━━━ Records for the exercise ━━━
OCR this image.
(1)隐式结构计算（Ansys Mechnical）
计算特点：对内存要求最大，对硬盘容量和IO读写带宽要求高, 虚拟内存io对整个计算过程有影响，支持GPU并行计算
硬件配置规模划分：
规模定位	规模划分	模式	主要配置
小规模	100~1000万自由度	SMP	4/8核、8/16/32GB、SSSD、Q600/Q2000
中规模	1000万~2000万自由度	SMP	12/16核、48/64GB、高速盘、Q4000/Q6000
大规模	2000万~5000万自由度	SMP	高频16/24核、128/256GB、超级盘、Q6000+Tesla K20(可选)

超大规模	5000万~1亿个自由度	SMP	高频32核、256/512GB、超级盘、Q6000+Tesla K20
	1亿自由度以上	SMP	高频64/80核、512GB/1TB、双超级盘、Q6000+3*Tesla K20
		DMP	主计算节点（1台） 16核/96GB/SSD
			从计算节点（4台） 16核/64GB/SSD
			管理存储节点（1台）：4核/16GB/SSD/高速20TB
━━━
What you have to do>
Restate each of the entries above verbatim.

The output>
OCR this image.
(1)隐式结构计算（Ansys Mechnical）
计算特点：对内存要求最大，对硬盘容量和IO读写带宽要求高, 虚拟内存io对整个计算过程有影响，支持GPU并行计算
硬件配置规模划分：
规模定位	规模划分	模式	主要配置
小规模	100~1000万自由度	SMP	4/8核、8/16/32GB、SSSD、Q600/Q2000
中规模	1000万~2000万自由度	SMP	12/16核、48/64GB、高速盘、Q4000/Q6000
大规模	2000万~5000万自由度	SMP	高频16/24核、128/256GB、超级盘、Q6000+Tesla K20(可选)

超大规模	5000万~1亿个自由度	SMP	高频32核、256/512GB、超级盘、Q6000+Tesla K20
	1亿自由度以上	SMP	高频64/80核、512GB/1TB、双超级盘、Q6000+3*Tesla K20
		DMP	主计算节点（1台） 16核/96GB/SSD
			从计算节点（4台） 16核/64GB/SSD
			管理存储节点（1台）：4核/16GB/SSD/高速20TB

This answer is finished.